--- WHAT YOU NEED TO DO ---
Scan the material that follows. Copy every line containing the word "content".

[Collected data entries]
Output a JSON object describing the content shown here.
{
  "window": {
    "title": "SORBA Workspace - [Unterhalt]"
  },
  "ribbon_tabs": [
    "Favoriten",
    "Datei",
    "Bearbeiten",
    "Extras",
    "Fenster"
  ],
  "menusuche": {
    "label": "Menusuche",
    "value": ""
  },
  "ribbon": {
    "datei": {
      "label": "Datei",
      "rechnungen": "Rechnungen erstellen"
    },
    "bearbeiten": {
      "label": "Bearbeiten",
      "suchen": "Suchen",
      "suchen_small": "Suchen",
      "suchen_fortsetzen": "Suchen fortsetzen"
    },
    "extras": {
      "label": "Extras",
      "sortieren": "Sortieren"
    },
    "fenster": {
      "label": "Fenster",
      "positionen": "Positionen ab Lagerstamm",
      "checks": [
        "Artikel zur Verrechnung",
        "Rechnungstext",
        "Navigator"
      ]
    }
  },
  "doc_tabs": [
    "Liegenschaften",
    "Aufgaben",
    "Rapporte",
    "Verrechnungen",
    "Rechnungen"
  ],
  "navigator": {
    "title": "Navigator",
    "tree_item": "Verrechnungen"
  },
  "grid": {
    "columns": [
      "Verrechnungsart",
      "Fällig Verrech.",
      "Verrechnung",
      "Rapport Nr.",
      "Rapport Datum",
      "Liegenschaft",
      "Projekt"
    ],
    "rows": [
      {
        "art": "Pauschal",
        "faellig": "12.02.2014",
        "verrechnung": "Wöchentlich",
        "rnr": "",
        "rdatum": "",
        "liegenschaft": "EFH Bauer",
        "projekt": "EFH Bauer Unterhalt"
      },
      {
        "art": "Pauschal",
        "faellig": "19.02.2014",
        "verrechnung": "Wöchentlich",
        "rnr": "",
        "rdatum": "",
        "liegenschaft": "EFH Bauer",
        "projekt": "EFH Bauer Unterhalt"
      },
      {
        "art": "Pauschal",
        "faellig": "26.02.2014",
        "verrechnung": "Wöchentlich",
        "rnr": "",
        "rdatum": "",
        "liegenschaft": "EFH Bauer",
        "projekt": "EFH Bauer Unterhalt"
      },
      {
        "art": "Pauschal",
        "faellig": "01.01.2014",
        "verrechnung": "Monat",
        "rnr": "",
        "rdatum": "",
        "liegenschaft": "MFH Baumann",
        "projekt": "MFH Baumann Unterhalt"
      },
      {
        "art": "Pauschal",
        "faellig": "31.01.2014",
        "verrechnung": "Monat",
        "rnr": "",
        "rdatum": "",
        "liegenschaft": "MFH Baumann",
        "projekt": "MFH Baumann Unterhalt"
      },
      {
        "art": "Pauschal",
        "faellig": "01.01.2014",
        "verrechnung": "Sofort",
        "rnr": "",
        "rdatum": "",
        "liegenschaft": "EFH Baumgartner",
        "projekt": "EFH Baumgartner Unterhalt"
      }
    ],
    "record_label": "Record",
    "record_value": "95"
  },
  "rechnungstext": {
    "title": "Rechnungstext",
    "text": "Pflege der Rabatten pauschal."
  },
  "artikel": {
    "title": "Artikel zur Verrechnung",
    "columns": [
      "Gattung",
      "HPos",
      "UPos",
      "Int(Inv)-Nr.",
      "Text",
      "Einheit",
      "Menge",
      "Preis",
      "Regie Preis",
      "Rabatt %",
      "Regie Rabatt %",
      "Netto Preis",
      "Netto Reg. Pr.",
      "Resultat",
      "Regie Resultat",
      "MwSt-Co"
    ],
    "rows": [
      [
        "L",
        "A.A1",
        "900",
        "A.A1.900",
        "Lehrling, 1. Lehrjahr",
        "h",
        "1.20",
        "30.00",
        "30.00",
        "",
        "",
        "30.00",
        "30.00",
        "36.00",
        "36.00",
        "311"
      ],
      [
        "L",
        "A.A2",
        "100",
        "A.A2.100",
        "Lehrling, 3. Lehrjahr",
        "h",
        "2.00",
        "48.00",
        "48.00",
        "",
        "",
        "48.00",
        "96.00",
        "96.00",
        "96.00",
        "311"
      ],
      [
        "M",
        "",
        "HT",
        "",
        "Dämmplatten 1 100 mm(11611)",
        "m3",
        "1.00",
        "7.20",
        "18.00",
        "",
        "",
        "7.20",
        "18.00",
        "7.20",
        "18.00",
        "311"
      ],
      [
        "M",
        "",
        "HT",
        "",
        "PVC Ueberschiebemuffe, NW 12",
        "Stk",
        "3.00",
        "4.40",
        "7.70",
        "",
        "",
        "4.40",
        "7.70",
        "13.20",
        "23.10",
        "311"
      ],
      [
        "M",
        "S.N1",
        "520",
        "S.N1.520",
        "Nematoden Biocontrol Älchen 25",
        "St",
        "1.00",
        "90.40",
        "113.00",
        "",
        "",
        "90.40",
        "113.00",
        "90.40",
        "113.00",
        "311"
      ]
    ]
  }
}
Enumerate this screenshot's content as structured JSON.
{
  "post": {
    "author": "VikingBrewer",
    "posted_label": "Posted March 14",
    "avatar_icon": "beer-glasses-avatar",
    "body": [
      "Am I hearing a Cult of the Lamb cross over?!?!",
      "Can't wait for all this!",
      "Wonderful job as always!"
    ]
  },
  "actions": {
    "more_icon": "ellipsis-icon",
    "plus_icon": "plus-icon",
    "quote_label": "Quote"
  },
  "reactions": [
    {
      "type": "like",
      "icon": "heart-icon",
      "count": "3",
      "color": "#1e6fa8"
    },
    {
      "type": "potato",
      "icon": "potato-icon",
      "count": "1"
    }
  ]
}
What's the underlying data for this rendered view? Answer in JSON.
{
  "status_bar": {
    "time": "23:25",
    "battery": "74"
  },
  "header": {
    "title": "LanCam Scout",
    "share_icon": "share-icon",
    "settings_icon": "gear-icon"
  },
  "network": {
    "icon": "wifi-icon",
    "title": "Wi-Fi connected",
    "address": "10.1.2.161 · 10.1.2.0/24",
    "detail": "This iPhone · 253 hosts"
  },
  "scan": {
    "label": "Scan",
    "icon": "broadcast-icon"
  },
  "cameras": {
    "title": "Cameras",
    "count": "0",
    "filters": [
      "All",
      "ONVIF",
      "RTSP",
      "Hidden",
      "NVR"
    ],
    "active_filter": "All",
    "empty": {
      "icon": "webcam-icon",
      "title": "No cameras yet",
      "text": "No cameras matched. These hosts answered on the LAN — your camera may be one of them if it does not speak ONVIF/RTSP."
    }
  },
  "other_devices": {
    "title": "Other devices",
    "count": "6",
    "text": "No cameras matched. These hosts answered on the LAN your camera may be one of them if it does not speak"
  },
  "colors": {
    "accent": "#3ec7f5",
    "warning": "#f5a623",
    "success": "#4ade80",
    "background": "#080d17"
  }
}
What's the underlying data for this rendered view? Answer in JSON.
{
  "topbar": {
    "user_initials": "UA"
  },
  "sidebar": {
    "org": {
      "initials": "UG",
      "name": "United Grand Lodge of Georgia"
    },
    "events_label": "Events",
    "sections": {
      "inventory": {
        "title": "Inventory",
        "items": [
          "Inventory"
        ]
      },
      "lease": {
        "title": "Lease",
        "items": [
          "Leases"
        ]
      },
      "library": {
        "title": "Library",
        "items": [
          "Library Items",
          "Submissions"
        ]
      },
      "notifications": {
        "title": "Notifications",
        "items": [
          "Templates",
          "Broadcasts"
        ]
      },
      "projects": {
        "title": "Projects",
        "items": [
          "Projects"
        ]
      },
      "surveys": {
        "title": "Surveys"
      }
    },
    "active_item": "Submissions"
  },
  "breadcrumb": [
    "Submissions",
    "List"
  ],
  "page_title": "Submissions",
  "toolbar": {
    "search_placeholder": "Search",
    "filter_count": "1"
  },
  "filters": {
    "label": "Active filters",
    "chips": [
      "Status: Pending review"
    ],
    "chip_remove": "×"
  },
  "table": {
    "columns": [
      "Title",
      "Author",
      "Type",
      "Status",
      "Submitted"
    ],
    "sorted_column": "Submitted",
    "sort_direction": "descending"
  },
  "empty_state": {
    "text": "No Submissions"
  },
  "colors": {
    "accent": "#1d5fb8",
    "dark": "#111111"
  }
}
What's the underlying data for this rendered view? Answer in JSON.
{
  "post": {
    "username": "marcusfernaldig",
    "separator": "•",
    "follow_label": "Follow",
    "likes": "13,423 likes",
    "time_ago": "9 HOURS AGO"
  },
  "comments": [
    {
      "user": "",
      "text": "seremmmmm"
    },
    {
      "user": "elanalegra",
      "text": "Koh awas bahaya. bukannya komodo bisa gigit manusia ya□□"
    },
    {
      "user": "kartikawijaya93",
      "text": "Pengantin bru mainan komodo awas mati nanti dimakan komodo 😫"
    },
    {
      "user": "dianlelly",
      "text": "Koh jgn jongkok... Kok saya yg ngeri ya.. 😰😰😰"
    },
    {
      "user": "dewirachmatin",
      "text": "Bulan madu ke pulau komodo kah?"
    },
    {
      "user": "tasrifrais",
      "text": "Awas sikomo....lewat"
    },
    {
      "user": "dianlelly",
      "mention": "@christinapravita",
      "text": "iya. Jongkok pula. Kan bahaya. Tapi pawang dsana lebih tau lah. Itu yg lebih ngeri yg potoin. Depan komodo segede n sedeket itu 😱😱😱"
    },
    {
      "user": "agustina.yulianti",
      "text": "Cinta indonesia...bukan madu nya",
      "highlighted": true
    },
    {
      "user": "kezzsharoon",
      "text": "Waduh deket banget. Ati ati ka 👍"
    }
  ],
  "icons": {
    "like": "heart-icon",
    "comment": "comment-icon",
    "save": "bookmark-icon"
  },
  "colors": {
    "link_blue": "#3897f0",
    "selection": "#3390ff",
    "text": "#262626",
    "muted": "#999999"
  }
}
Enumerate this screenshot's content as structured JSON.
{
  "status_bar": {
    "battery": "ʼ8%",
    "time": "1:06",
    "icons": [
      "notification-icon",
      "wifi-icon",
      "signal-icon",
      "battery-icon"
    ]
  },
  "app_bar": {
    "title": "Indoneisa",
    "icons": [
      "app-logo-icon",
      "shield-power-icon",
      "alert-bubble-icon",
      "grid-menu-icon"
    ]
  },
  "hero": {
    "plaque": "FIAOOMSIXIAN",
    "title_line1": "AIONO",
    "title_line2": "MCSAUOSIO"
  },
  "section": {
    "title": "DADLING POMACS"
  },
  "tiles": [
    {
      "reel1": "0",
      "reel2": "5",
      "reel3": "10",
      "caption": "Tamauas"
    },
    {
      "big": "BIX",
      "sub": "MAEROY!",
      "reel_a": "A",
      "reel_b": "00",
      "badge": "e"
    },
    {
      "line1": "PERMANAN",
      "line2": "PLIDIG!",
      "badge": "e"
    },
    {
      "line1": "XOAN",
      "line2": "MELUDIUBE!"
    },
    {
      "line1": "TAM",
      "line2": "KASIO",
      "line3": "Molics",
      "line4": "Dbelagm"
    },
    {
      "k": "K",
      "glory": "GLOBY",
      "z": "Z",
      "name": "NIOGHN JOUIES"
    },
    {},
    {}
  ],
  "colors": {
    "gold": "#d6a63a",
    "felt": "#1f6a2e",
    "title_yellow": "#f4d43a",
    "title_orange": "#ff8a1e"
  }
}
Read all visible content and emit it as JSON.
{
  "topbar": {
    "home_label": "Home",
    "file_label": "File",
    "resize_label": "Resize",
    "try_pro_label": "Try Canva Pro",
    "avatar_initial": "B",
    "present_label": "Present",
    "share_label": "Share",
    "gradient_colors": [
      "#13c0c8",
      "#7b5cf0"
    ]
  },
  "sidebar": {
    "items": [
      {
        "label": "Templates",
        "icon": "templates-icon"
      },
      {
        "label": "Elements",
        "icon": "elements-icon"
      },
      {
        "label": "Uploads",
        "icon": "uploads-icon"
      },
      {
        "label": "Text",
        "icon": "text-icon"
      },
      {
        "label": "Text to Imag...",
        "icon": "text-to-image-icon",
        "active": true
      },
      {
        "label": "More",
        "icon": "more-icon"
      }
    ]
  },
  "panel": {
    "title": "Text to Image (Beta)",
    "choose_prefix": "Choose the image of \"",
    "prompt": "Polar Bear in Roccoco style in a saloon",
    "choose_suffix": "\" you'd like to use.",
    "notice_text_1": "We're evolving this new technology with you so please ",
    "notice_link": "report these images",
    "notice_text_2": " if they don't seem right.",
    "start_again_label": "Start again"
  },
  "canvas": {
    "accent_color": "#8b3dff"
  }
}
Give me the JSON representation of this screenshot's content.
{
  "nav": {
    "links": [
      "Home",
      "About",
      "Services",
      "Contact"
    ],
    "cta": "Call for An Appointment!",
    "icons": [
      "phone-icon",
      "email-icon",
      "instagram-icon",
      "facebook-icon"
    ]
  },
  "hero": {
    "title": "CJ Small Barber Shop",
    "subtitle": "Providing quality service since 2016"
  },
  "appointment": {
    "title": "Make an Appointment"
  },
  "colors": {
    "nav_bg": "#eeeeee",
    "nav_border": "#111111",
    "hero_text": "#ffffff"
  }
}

--- REPLY ---
Output a JSON object describing the content shown here.
Enumerate this screenshot's content as structured JSON.
Enumerate this screenshot's content as structured JSON.
Read all visible content and emit it as JSON.
Give me the JSON representation of this screenshot's content.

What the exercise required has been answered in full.